**THE REQUEST:** Copy out all of the data below line for line, leaving out the pictures.

**INFORMATION SHOWN:**
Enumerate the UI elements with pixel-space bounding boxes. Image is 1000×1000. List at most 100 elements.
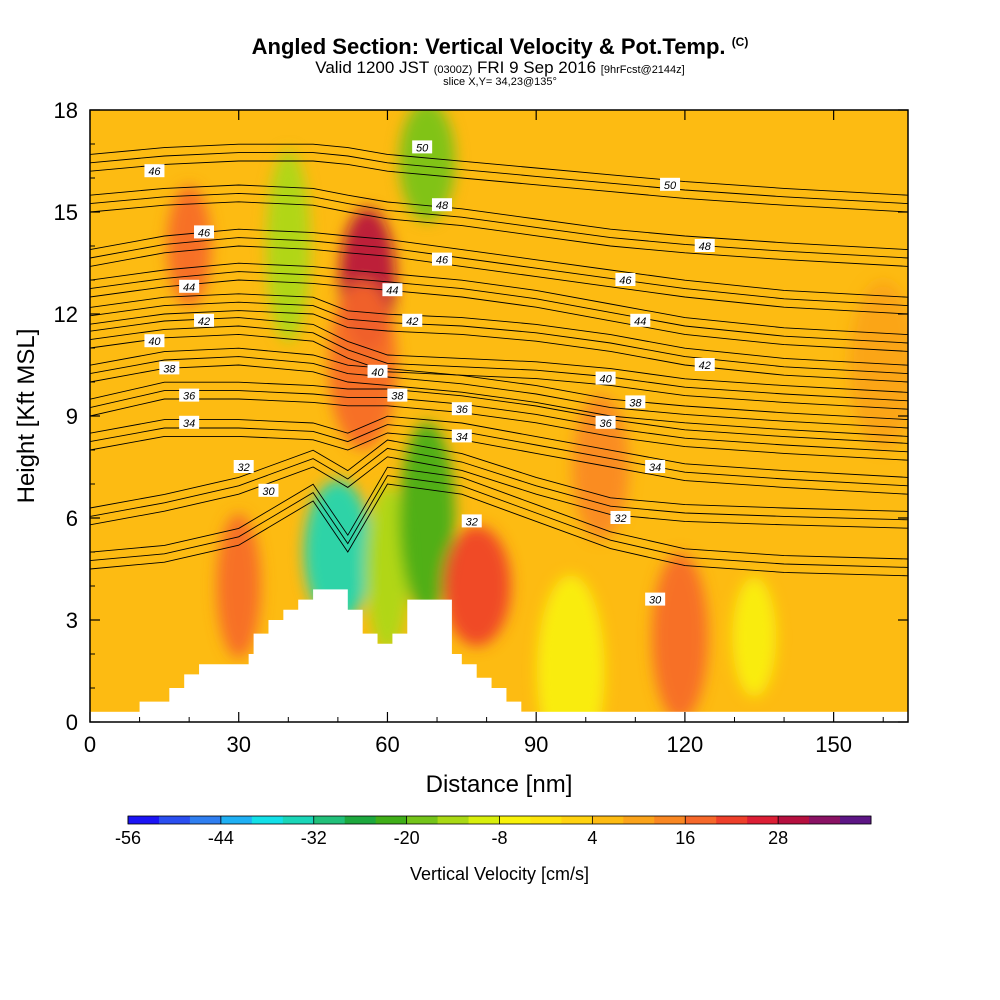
colorbar-swatch	[530, 816, 562, 824]
isentrope-36	[90, 398, 908, 461]
colorbar-swatch	[716, 816, 748, 824]
contour-label-box	[144, 334, 165, 348]
ground-strip	[90, 711, 908, 722]
contour-label-box	[610, 511, 631, 524]
isentrope-30	[90, 483, 908, 577]
y-tick-label: 18	[54, 98, 78, 123]
contour-label: 30	[645, 592, 666, 607]
y-tick-label: 3	[66, 608, 78, 633]
isentrope-34	[90, 432, 908, 495]
colorbar-swatch	[747, 816, 779, 824]
contour-label: 32	[461, 514, 482, 528]
isentrope-48	[90, 184, 908, 251]
colorbar-title: Vertical Velocity [cm/s]	[410, 864, 589, 884]
contour-label-box	[179, 388, 200, 402]
contour-label-box	[402, 313, 423, 327]
colorbar-swatch	[623, 816, 655, 824]
contour-label-box	[367, 364, 388, 378]
title-unit: (C)	[731, 35, 749, 49]
colorbar-swatch	[561, 816, 593, 824]
contour-label-text: 48	[436, 200, 449, 212]
contour-label-text: 32	[466, 516, 478, 528]
colorbar-swatch	[375, 816, 408, 824]
colorbar-tick-label: -56	[115, 828, 141, 848]
contour-label: 48	[431, 198, 452, 212]
isentrope-46	[90, 228, 908, 298]
contour-label-text: 36	[183, 391, 196, 403]
colorbar-swatch	[406, 816, 439, 824]
terrain	[139, 589, 537, 722]
contour-label-text: 34	[456, 431, 468, 443]
contour-label: 42	[694, 358, 715, 372]
isentrope-44	[90, 271, 908, 344]
velocity-cell	[399, 422, 456, 614]
contour-label-text: 32	[238, 462, 250, 474]
y-tick-label: 6	[66, 506, 78, 531]
isentrope-50	[90, 152, 908, 205]
contour-label-text: 36	[456, 404, 469, 416]
slice-info: slice X,Y= 34,23@135°	[443, 76, 557, 88]
isentrope-32	[90, 456, 908, 529]
contour-label: 36	[451, 402, 472, 416]
isentrope-50	[90, 143, 908, 196]
contour-label-box	[159, 361, 180, 375]
colorbar-tick-label: 28	[768, 828, 788, 848]
contour-label: 42	[194, 313, 215, 328]
contour-label-box	[194, 225, 215, 239]
contour-label-text: 40	[371, 367, 384, 379]
x-axis-title: Distance [nm]	[426, 771, 573, 798]
y-tick-label: 0	[66, 710, 78, 735]
contour-label-box	[461, 514, 482, 528]
contour-label-text: 30	[262, 486, 275, 498]
contour-label-box	[645, 592, 666, 606]
contour-label-text: 44	[183, 282, 195, 294]
contour-label-box	[694, 358, 715, 371]
velocity-cell	[399, 110, 456, 221]
isentrope-44	[90, 262, 908, 336]
forecast-info: [9hrFcst@2144z]	[600, 64, 685, 76]
isentrope-34	[90, 415, 908, 478]
contour-label: 32	[610, 511, 631, 525]
colorbar-swatch	[220, 816, 253, 824]
y-tick-label: 9	[66, 404, 78, 429]
contour-label-box	[595, 371, 616, 385]
isentrope-40	[90, 317, 908, 393]
contour-label-box	[382, 283, 403, 297]
contour-label-box	[451, 402, 472, 416]
contour-label: 34	[179, 415, 200, 430]
contour-label: 38	[159, 361, 180, 375]
colorbar-tick-label: 16	[675, 828, 695, 848]
velocity-cell	[328, 281, 397, 449]
colorbar-tick-label: -20	[394, 828, 420, 848]
contour-label-box	[625, 395, 646, 409]
isentrope-50	[90, 160, 908, 213]
colorbar: -56 -44 -32 -20 -8 4 16 28 Vertical Velocity [cm…	[115, 815, 872, 884]
velocity-cell	[651, 553, 708, 721]
contour-label-box	[630, 313, 651, 327]
contour-label-text: 46	[148, 166, 161, 178]
contour-label-text: 42	[406, 316, 418, 328]
contour-label-box	[194, 313, 215, 327]
isentrope-lines	[90, 143, 908, 577]
isentrope-48	[90, 201, 908, 267]
contour-label-text: 48	[699, 241, 712, 253]
colorbar-swatch	[437, 816, 470, 824]
isentrope-36	[90, 381, 908, 444]
contour-label-box	[615, 273, 636, 286]
contour-label-text: 38	[629, 397, 642, 409]
x-tick-label: 60	[375, 732, 399, 757]
contour-label-box	[179, 279, 200, 293]
colorbar-tick-label: -44	[208, 828, 234, 848]
y-tick-label: 15	[54, 200, 78, 225]
contour-label-text: 42	[198, 316, 210, 328]
x-tick-label: 120	[667, 732, 704, 757]
contour-label-box	[451, 429, 472, 443]
isentrope-38	[90, 347, 908, 421]
contour-label: 46	[615, 273, 636, 287]
terrain-mask	[90, 589, 908, 722]
contour-label: 30	[258, 483, 279, 498]
y-axis-title: Height [Kft MSL]	[13, 329, 40, 504]
contour-label: 38	[387, 388, 408, 403]
contour-label-text: 46	[619, 275, 632, 287]
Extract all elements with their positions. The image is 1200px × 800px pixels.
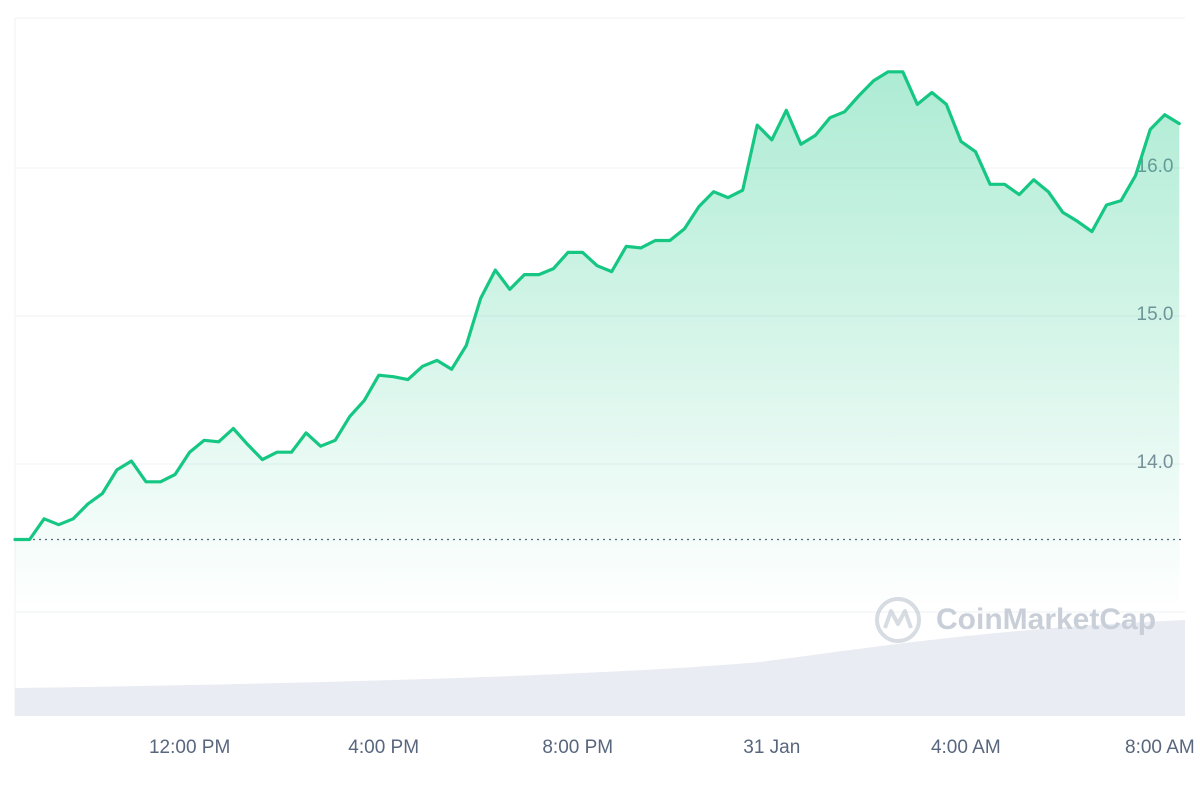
x-tick-label: 4:00 PM — [348, 737, 419, 758]
x-tick-label: 8:00 AM — [1125, 737, 1195, 758]
x-tick-label: 12:00 PM — [149, 737, 230, 758]
price-area — [15, 71, 1180, 613]
volume-area — [15, 620, 1185, 716]
price-line — [13, 70, 1181, 542]
x-tick-label: 31 Jan — [743, 737, 800, 758]
x-tick-label: 4:00 AM — [931, 737, 1001, 758]
x-tick-label: 8:00 PM — [542, 737, 613, 758]
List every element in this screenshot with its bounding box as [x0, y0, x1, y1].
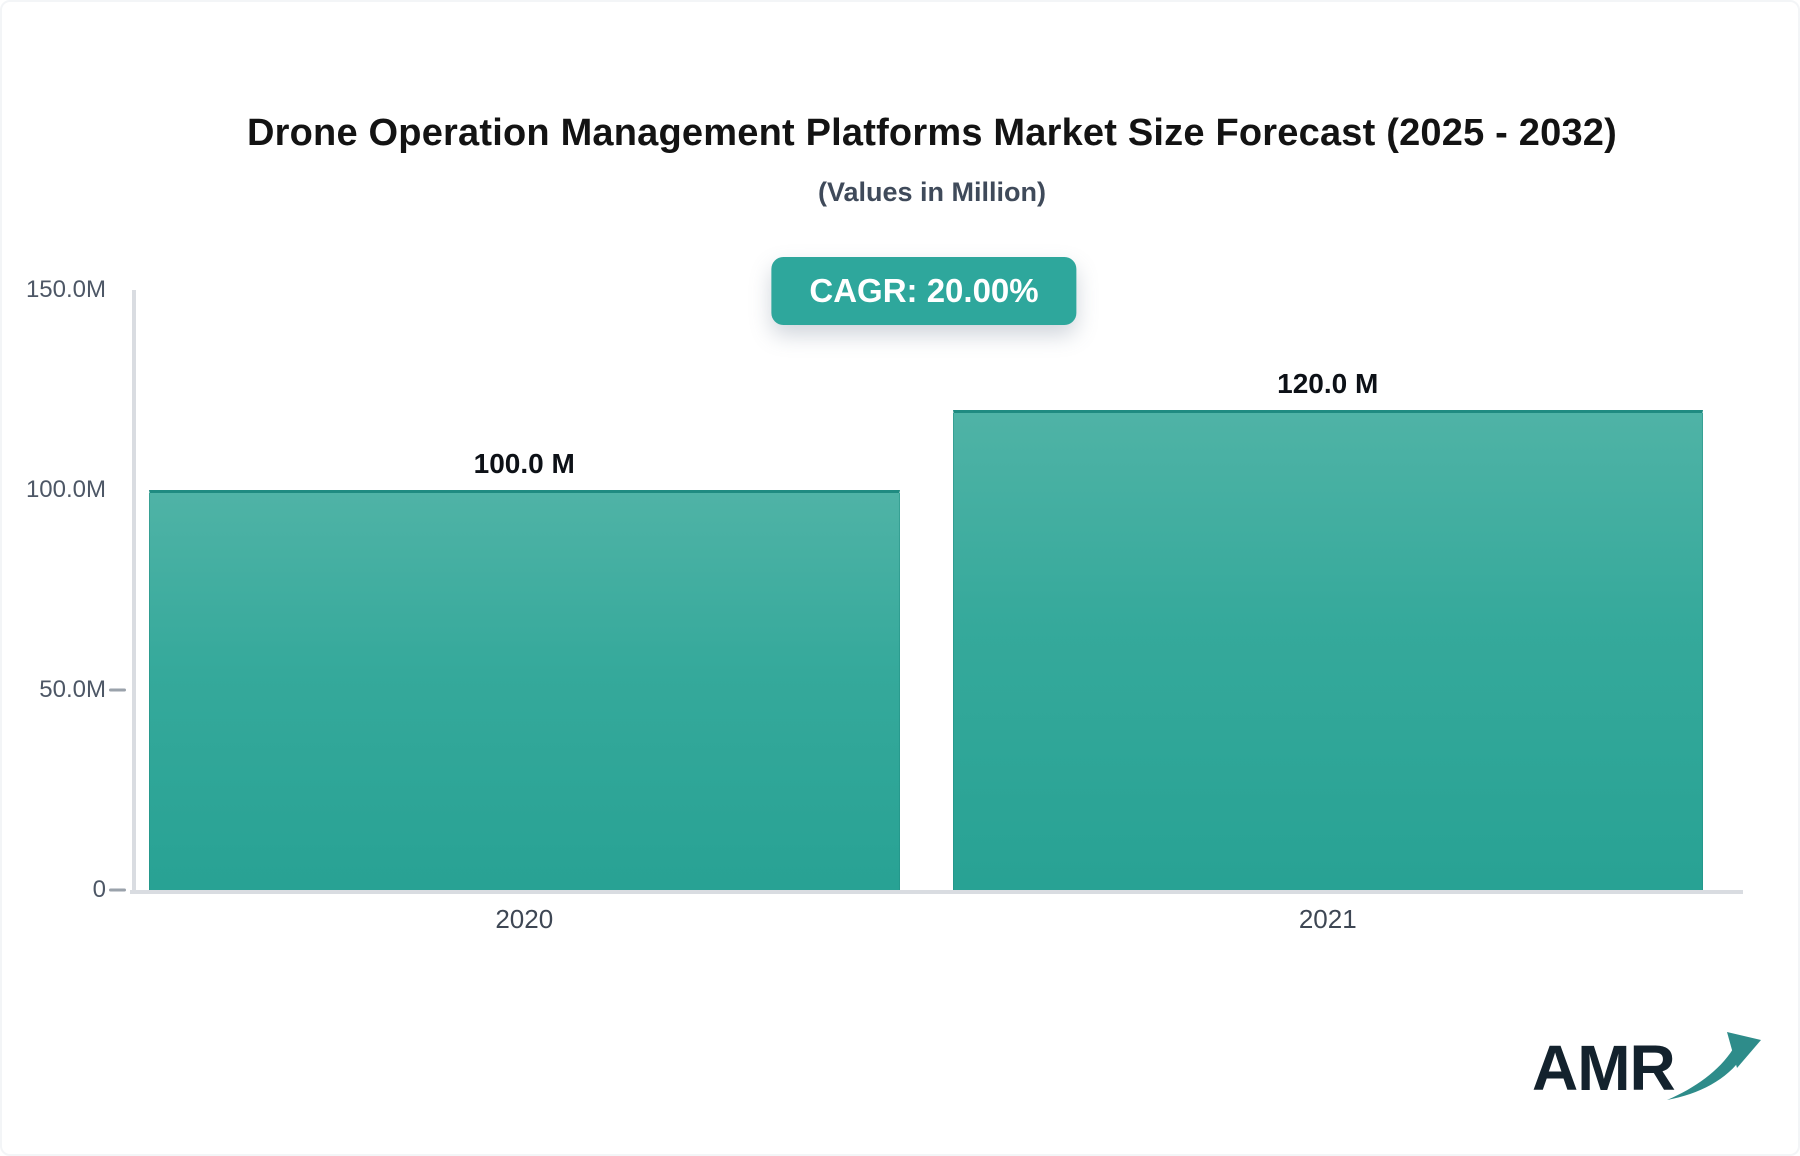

**EXERCISE OUTPUT:**
Enumerate the UI elements with pixel-space bounding boxes. Image is 1000×1000. List at most 100 elements.
colorbar-swatch	[530, 816, 562, 824]
isentrope-36	[90, 398, 908, 461]
colorbar-swatch	[716, 816, 748, 824]
contour-label-box	[144, 334, 165, 348]
ground-strip	[90, 711, 908, 722]
contour-label-box	[610, 511, 631, 524]
isentrope-30	[90, 483, 908, 577]
y-tick-label: 18	[54, 98, 78, 123]
contour-label: 30	[645, 592, 666, 607]
y-tick-label: 3	[66, 608, 78, 633]
isentrope-34	[90, 432, 908, 495]
colorbar-swatch	[747, 816, 779, 824]
contour-label: 32	[461, 514, 482, 528]
isentrope-48	[90, 184, 908, 251]
colorbar-title: Vertical Velocity [cm/s]	[410, 864, 589, 884]
contour-label-box	[179, 388, 200, 402]
contour-label-box	[402, 313, 423, 327]
colorbar-swatch	[623, 816, 655, 824]
contour-label-box	[367, 364, 388, 378]
title-unit: (C)	[731, 35, 749, 49]
colorbar-swatch	[561, 816, 593, 824]
contour-label-text: 48	[436, 200, 449, 212]
contour-label-text: 32	[466, 516, 478, 528]
colorbar-swatch	[375, 816, 408, 824]
colorbar-tick-label: -56	[115, 828, 141, 848]
contour-label: 48	[431, 198, 452, 212]
isentrope-46	[90, 228, 908, 298]
contour-label-text: 36	[183, 391, 196, 403]
colorbar-swatch	[406, 816, 439, 824]
terrain	[139, 589, 537, 722]
contour-label-text: 34	[456, 431, 468, 443]
contour-label: 42	[694, 358, 715, 372]
isentrope-44	[90, 271, 908, 344]
velocity-cell	[399, 422, 456, 614]
contour-label-text: 32	[238, 462, 250, 474]
y-tick-label: 6	[66, 506, 78, 531]
isentrope-50	[90, 152, 908, 205]
contour-label-text: 36	[456, 404, 469, 416]
slice-info: slice X,Y= 34,23@135°	[443, 76, 557, 88]
isentrope-32	[90, 456, 908, 529]
contour-label: 36	[451, 402, 472, 416]
isentrope-50	[90, 143, 908, 196]
contour-label-box	[159, 361, 180, 375]
colorbar-tick-label: 28	[768, 828, 788, 848]
contour-label: 42	[194, 313, 215, 328]
contour-label-box	[194, 225, 215, 239]
contour-label-text: 40	[371, 367, 384, 379]
x-axis-title: Distance [nm]	[426, 771, 573, 798]
y-tick-label: 0	[66, 710, 78, 735]
contour-label-box	[461, 514, 482, 528]
contour-label-text: 30	[262, 486, 275, 498]
contour-label-box	[645, 592, 666, 606]
contour-label-text: 44	[183, 282, 195, 294]
contour-label-box	[694, 358, 715, 371]
velocity-cell	[399, 110, 456, 221]
isentrope-44	[90, 262, 908, 336]
forecast-info: [9hrFcst@2144z]	[600, 64, 685, 76]
isentrope-34	[90, 415, 908, 478]
contour-label: 32	[610, 511, 631, 525]
colorbar-swatch	[220, 816, 253, 824]
y-tick-label: 9	[66, 404, 78, 429]
contour-label-box	[595, 371, 616, 385]
isentrope-40	[90, 317, 908, 393]
contour-label-box	[382, 283, 403, 297]
contour-label-box	[451, 402, 472, 416]
contour-label: 34	[179, 415, 200, 430]
contour-label: 38	[159, 361, 180, 375]
colorbar-tick-label: 16	[675, 828, 695, 848]
velocity-cell	[328, 281, 397, 449]
colorbar-tick-label: -20	[394, 828, 420, 848]
contour-label-box	[625, 395, 646, 409]
isentrope-50	[90, 160, 908, 213]
colorbar: -56 -44 -32 -20 -8 4 16 28 Vertical Velocity [cm…	[115, 815, 872, 884]
velocity-cell	[651, 553, 708, 721]
contour-label-box	[630, 313, 651, 327]
contour-label-text: 46	[148, 166, 161, 178]
contour-label-text: 42	[406, 316, 418, 328]
contour-label-box	[194, 313, 215, 327]
isentrope-lines	[90, 143, 908, 577]
isentrope-48	[90, 201, 908, 267]
contour-label-text: 48	[699, 241, 712, 253]
colorbar-swatch	[437, 816, 470, 824]
isentrope-36	[90, 381, 908, 444]
contour-label-box	[615, 273, 636, 286]
contour-label-text: 38	[629, 397, 642, 409]
x-tick-label: 60	[375, 732, 399, 757]
contour-label-box	[179, 279, 200, 293]
colorbar-tick-label: -44	[208, 828, 234, 848]
y-tick-label: 15	[54, 200, 78, 225]
contour-label-text: 42	[198, 316, 210, 328]
x-tick-label: 120	[667, 732, 704, 757]
contour-label-box	[451, 429, 472, 443]
isentrope-38	[90, 347, 908, 421]
contour-label: 46	[615, 273, 636, 287]
terrain-mask	[90, 589, 908, 722]
contour-label: 30	[258, 483, 279, 498]
y-axis-title: Height [Kft MSL]	[13, 329, 40, 504]
contour-label: 38	[387, 388, 408, 403]
contour-label-text: 46	[619, 275, 632, 287]
Extract all elements with their positions. The image is 1200px × 800px pixels.
x-tick-label: 4:00 PM — [348, 737, 419, 758]
x-tick-label: 8:00 AM — [1125, 737, 1195, 758]
x-tick-label: 12:00 PM — [149, 737, 230, 758]
price-area — [15, 71, 1180, 613]
volume-area — [15, 620, 1185, 716]
price-line — [13, 70, 1181, 542]
x-tick-label: 31 Jan — [743, 737, 800, 758]
x-tick-label: 4:00 AM — [931, 737, 1001, 758]
x-tick-label: 8:00 PM — [542, 737, 613, 758]
List every element in this screenshot with its bounding box as [x0, y0, x1, y1].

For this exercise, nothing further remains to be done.